→ **Data entries**:
● ● ●

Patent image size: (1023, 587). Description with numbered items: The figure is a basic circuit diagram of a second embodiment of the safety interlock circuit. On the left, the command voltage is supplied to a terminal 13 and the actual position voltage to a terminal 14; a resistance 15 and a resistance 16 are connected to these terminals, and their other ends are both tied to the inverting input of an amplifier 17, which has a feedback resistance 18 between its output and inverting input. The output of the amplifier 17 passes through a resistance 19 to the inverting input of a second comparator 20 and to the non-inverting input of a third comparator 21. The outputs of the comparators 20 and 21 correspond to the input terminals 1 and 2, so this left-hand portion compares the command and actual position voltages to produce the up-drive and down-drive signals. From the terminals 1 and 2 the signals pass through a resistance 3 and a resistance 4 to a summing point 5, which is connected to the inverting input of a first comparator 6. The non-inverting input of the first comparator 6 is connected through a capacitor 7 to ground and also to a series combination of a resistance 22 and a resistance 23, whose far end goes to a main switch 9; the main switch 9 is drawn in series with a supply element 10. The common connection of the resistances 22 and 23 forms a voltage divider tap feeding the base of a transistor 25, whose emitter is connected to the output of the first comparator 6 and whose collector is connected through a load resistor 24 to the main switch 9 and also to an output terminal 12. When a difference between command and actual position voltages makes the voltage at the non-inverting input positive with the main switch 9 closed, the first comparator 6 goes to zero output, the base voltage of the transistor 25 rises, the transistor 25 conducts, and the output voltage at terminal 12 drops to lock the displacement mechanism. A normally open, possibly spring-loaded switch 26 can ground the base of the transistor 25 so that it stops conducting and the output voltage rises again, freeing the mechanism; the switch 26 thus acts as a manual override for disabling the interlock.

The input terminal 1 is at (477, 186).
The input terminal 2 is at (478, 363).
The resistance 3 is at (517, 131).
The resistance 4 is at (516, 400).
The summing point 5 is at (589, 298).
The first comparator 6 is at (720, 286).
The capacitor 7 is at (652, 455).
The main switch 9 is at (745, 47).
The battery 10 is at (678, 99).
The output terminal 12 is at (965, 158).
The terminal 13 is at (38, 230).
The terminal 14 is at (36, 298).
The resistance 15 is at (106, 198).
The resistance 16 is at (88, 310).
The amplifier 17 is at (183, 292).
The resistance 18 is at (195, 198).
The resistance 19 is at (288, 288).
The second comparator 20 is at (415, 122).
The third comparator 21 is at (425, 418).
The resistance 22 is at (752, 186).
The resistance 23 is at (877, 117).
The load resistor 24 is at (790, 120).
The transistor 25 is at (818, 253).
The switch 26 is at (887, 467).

● ● ●

→ **Aim of the task**:
Copy out every row above word for word, leaving nothing out and changing nothing.

→ **Full answer**:
Patent image size: (1023, 587). Description with numbered items: The figure is a basic circuit diagram of a second embodiment of the safety interlock circuit. On the left, the command voltage is supplied to a terminal 13 and the actual position voltage to a terminal 14; a resistance 15 and a resistance 16 are connected to these terminals, and their other ends are both tied to the inverting input of an amplifier 17, which has a feedback resistance 18 between its output and inverting input. The output of the amplifier 17 passes through a resistance 19 to the inverting input of a second comparator 20 and to the non-inverting input of a third comparator 21. The outputs of the comparators 20 and 21 correspond to the input terminals 1 and 2, so this left-hand portion compares the command and actual position voltages to produce the up-drive and down-drive signals. From the terminals 1 and 2 the signals pass through a resistance 3 and a resistance 4 to a summing point 5, which is connected to the inverting input of a first comparator 6. The non-inverting input of the first comparator 6 is connected through a capacitor 7 to ground and also to a series combination of a resistance 22 and a resistance 23, whose far end goes to a main switch 9; the main switch 9 is drawn in series with a supply element 10. The common connection of the resistances 22 and 23 forms a voltage divider tap feeding the base of a transistor 25, whose emitter is connected to the output of the first comparator 6 and whose collector is connected through a load resistor 24 to the main switch 9 and also to an output terminal 12. When a difference between command and actual position voltages makes the voltage at the non-inverting input positive with the main switch 9 closed, the first comparator 6 goes to zero output, the base voltage of the transistor 25 rises, the transistor 25 conducts, and the output voltage at terminal 12 drops to lock the displacement mechanism. A normally open, possibly spring-loaded switch 26 can ground the base of the transistor 25 so that it stops conducting and the output voltage rises again, freeing the mechanism; the switch 26 thus acts as a manual override for disabling the interlock.

The input terminal 1 is at (477, 186).
The input terminal 2 is at (478, 363).
The resistance 3 is at (517, 131).
The resistance 4 is at (516, 400).
The summing point 5 is at (589, 298).
The first comparator 6 is at (720, 286).
The capacitor 7 is at (652, 455).
The main switch 9 is at (745, 47).
The battery 10 is at (678, 99).
The output terminal 12 is at (965, 158).
The terminal 13 is at (38, 230).
The terminal 14 is at (36, 298).
The resistance 15 is at (106, 198).
The resistance 16 is at (88, 310).
The amplifier 17 is at (183, 292).
The resistance 18 is at (195, 198).
The resistance 19 is at (288, 288).
The second comparator 20 is at (415, 122).
The third comparator 21 is at (425, 418).
The resistance 22 is at (752, 186).
The resistance 23 is at (877, 117).
The load resistor 24 is at (790, 120).
The transistor 25 is at (818, 253).
The switch 26 is at (887, 467).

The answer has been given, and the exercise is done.